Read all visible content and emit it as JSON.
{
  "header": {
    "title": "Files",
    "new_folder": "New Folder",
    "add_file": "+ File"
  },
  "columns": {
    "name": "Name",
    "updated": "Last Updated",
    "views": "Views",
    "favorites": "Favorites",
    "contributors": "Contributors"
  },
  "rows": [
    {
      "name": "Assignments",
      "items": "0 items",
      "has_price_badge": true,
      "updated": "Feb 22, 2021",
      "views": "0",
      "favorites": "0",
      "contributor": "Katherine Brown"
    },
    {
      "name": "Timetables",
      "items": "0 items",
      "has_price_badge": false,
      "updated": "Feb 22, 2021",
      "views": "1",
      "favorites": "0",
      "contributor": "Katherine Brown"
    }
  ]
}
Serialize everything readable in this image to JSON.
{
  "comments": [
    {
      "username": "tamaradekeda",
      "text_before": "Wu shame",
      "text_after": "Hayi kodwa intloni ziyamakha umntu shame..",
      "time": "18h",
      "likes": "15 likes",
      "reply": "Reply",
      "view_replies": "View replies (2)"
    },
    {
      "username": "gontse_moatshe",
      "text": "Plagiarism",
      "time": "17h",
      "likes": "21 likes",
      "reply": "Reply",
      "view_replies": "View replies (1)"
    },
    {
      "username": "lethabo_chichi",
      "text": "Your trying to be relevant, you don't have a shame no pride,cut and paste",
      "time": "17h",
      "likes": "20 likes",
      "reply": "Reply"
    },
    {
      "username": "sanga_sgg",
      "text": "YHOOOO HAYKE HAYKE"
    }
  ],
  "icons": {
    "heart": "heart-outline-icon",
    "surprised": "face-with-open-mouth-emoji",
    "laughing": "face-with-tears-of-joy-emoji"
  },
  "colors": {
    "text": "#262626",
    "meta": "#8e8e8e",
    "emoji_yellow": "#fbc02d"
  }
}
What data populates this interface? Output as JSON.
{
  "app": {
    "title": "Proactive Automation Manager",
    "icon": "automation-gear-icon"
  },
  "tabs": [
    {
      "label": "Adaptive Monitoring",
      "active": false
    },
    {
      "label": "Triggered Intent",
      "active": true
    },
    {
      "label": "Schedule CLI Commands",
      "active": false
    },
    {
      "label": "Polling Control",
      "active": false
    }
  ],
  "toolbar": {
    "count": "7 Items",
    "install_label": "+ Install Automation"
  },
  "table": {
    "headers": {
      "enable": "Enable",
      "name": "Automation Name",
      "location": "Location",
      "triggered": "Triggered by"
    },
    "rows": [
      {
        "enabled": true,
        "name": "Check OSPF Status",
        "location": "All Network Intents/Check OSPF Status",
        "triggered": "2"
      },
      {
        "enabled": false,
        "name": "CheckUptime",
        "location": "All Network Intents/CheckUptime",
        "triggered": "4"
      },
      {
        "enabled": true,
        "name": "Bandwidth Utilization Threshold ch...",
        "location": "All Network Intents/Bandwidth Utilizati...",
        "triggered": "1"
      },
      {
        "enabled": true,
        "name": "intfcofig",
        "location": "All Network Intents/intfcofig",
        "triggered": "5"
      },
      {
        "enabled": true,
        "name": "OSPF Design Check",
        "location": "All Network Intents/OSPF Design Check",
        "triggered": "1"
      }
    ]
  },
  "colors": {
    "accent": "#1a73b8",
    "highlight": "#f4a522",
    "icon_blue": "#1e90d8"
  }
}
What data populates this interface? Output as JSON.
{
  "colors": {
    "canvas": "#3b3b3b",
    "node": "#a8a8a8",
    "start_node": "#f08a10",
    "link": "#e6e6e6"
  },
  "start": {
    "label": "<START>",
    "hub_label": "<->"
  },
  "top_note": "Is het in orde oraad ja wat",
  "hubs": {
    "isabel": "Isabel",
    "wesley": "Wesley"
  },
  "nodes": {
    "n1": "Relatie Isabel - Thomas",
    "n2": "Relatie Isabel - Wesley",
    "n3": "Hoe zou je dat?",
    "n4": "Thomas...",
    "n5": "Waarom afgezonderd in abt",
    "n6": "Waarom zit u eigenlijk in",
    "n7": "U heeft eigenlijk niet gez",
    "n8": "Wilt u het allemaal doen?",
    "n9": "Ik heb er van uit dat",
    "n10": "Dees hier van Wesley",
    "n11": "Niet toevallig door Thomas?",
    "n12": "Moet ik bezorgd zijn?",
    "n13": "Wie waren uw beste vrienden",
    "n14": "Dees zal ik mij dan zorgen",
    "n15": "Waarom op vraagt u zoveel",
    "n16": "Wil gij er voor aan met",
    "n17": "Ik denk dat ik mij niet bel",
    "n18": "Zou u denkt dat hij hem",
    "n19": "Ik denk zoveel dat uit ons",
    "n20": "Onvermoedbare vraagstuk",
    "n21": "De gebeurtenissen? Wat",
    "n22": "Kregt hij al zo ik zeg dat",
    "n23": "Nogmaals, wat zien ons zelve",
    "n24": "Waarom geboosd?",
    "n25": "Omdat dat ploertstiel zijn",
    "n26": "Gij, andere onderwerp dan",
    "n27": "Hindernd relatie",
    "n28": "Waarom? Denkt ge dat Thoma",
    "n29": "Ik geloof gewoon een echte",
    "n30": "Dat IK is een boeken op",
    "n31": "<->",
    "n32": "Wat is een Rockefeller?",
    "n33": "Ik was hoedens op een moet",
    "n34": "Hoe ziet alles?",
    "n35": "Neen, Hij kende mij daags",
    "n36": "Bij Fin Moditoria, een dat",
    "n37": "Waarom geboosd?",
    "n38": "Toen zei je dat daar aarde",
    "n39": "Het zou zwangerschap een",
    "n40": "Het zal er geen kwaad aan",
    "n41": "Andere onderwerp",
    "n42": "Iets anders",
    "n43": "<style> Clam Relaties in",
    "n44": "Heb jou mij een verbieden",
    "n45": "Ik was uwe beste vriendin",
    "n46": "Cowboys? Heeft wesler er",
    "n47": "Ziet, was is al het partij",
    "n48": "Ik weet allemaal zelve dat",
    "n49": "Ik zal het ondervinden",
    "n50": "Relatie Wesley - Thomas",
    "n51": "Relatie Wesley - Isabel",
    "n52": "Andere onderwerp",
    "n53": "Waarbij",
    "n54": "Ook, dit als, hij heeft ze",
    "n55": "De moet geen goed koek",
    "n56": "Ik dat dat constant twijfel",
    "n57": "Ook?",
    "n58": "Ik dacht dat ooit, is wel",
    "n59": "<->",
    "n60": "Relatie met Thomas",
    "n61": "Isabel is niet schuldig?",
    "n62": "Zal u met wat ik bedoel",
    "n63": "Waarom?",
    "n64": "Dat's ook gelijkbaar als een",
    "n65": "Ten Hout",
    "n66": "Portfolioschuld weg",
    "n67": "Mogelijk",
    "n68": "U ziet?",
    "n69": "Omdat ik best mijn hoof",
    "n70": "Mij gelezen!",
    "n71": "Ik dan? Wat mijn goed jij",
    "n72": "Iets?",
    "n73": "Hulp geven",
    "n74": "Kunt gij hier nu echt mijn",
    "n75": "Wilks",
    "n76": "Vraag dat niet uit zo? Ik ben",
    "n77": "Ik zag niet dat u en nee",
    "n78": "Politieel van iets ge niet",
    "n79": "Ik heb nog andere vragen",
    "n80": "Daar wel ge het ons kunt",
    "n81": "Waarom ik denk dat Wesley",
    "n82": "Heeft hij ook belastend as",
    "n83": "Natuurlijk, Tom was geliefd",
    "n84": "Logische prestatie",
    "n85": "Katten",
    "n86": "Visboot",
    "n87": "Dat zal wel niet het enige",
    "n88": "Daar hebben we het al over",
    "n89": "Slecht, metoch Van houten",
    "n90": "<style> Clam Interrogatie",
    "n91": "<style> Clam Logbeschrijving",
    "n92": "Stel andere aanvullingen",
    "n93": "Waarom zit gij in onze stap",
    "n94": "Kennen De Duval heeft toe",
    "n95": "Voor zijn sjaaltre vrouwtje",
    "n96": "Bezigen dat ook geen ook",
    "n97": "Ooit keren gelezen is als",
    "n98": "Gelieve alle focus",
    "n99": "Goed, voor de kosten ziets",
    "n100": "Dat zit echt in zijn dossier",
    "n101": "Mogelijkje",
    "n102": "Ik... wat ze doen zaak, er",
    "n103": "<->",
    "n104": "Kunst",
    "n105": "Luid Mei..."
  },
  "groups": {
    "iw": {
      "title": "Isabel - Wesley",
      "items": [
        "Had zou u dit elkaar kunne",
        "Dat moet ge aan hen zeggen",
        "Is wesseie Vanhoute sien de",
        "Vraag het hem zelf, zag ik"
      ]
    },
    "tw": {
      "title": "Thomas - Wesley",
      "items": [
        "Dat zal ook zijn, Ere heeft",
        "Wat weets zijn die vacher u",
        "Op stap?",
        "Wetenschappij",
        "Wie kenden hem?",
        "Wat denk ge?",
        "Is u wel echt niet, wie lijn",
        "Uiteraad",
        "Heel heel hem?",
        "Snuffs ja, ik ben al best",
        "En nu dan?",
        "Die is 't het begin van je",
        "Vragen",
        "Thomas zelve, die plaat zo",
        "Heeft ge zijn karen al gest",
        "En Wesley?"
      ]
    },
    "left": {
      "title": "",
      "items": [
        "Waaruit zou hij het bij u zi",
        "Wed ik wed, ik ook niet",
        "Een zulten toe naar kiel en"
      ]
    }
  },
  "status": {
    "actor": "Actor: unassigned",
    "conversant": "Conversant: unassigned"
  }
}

# # # # #

### What this task involves
Of all the lines in the listing above, how many contain the word "Bandwidth"? Answer with the number alone.

### Solution
2